Continue the post about foreseeing Michael's survival on the island, starting after its final sentence.
[DOCUMENT TEXT — start]
On May 10, 3:43 am, Kevin Reilly <use...@[EMAIL PROTECTED]
> wrote:
> Alternatively, if we're dealing with single reality, but one in which
> certain characters can know the future either through time travel or
> parapsychological means, then someone who knew of Michael's certain
> survival up to particular future date could feed him all these stories
> about "the island" wanting him alive and not have to worry about the
> details. Michael's survival WOULD be the result of a bizarre series of
> coincidences, but a series of which the long-term outcome was already
> known. An absolute certainty with an extraordinarily unlikely
> probability is not impossible under these cir***stances.
>
> It would be like going back in time a week and telling the known lottery
> winner he was about to win. What you end up with is staggeringly low
> odds, but with an absolute guarantee of fruition. It seems like a
> contradiction but it's not; it works because there's more than one
> observer.
[DOCUMENT TEXT — finish]
[RECORDS PROVIDED — start]
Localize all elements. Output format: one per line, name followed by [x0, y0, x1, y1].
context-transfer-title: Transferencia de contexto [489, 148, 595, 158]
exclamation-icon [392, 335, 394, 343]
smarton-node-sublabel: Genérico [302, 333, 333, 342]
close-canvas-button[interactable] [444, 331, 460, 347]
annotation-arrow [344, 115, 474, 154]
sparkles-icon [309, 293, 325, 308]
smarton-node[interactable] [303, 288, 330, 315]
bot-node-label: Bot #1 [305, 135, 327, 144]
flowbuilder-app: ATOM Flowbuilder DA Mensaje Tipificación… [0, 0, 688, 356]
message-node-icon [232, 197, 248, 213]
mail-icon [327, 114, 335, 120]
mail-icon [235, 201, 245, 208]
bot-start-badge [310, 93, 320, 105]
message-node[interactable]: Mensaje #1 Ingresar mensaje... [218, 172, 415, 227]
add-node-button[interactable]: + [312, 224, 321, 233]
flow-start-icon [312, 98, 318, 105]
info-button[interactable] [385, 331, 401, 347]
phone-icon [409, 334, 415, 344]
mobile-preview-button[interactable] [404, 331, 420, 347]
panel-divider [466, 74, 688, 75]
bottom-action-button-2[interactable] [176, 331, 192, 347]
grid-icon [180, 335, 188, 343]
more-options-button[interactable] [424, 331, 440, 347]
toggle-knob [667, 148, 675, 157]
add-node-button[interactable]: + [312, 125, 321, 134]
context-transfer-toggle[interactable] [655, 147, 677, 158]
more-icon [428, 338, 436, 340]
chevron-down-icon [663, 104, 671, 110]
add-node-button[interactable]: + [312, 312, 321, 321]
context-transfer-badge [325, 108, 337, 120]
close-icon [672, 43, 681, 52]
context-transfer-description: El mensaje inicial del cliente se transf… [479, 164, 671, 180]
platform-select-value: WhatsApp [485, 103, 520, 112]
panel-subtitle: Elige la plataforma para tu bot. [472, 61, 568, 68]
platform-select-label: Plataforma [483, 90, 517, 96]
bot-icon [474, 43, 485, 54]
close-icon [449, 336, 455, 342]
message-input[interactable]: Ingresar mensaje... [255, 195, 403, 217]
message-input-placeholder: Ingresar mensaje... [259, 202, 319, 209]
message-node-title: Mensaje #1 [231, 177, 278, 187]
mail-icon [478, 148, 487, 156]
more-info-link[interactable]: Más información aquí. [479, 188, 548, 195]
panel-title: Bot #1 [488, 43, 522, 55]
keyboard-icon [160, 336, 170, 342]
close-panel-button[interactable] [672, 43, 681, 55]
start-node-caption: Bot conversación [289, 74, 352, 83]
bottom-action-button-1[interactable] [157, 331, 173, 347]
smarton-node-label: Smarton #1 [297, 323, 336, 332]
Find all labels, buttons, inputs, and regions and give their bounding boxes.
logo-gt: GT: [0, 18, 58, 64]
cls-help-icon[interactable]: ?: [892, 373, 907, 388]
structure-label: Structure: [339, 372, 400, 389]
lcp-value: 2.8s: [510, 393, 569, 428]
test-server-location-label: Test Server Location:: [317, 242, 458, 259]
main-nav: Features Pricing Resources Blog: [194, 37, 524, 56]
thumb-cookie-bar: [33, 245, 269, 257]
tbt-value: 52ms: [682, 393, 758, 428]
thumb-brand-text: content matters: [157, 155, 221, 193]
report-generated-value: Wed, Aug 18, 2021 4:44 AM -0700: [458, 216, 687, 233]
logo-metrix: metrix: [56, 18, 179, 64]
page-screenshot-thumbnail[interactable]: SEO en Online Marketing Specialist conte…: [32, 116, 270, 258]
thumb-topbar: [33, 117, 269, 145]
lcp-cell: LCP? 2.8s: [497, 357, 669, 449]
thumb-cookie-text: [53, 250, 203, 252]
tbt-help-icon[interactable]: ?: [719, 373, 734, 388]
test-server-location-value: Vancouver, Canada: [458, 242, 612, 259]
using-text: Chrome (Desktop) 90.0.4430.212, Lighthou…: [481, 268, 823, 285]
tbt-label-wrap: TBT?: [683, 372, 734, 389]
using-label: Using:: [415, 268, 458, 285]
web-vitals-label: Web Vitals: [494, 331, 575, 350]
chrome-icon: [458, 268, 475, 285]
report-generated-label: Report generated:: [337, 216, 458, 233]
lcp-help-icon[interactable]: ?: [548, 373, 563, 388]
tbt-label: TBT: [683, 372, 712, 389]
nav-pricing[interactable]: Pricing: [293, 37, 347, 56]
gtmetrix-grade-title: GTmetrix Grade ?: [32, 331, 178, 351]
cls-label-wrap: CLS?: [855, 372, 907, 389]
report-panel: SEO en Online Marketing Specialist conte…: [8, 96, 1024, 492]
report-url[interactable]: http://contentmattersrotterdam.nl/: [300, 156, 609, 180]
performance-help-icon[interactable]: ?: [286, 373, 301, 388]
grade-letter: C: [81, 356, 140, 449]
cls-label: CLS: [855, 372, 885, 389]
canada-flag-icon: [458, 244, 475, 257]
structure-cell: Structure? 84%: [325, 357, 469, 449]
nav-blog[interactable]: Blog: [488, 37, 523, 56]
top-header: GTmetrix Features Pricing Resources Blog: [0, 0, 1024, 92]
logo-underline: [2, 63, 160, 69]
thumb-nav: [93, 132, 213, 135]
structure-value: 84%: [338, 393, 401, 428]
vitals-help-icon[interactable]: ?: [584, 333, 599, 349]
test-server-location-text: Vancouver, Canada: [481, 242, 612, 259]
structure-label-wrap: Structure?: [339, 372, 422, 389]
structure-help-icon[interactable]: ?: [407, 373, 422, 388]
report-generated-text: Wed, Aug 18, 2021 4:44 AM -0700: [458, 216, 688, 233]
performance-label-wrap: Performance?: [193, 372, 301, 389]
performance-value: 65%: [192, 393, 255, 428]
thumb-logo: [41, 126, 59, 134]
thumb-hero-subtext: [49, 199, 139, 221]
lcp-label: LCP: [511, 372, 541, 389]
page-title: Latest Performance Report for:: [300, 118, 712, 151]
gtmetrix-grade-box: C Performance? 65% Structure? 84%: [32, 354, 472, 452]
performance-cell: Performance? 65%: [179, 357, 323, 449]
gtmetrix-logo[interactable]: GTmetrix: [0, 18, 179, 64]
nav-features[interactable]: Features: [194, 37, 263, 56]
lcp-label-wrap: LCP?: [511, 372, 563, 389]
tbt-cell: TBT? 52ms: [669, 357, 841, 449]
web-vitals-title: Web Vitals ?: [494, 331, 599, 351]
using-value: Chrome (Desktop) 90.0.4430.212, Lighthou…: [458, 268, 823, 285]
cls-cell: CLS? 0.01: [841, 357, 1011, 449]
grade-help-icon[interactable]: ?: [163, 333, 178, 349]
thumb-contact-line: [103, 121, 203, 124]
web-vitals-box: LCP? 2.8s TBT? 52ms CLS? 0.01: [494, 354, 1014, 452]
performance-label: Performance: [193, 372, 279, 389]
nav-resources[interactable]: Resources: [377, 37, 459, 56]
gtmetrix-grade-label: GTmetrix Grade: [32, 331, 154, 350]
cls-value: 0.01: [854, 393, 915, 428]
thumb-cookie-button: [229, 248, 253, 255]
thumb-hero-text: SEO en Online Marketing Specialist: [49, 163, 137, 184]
[RECORDS PROVIDED — finish]
OUTPUT FOR THIS EXERCISE
The same sort of thing could resolve the "What if I kill my
grandfather?" problem for time travel. If time travel is really
possible, and there's one reality, then if we *try* to do something
like this, then the gun will jam, or it will turn out to be a guy who
merely *looked* like our grandfather, or a medical miracle will
happen, etc, etc.
> Of course this being LOST the real truth could well be somewhere in
> between (or indeed somewhere miles away). The only certainty is that
> there'll be a lot of Lindelhof / Cuse interpretation thrown in along the
> way.
>
> What I hope it ISN'T is a literal island "consciousness" that can reach
> out across space and/or time and manipulate previously unforeseen events
> as and when they threaten its plans. That's too far beyond paranormal
> and into the realms of pure fantasy for me.
Knowing the future in a way that makes current events *inevitable*
would be, to a large extent, as fantastic as what you fear, I think
(reminiscent of that "X-Files" episode, "Clyde Bruckman's Final
Repose") -). Given the many series-of-unlikely-events that have
happened on "Lost", it seems that manipulation is happening
SOMEWHERE. Maybe it's done by carefully controlling how information
is imparted to the past (as when past-Desmond contacts Daniel). I'm
thinking of something like an interference pattern, where a certain
outcome is reinforced, while others are suppressed.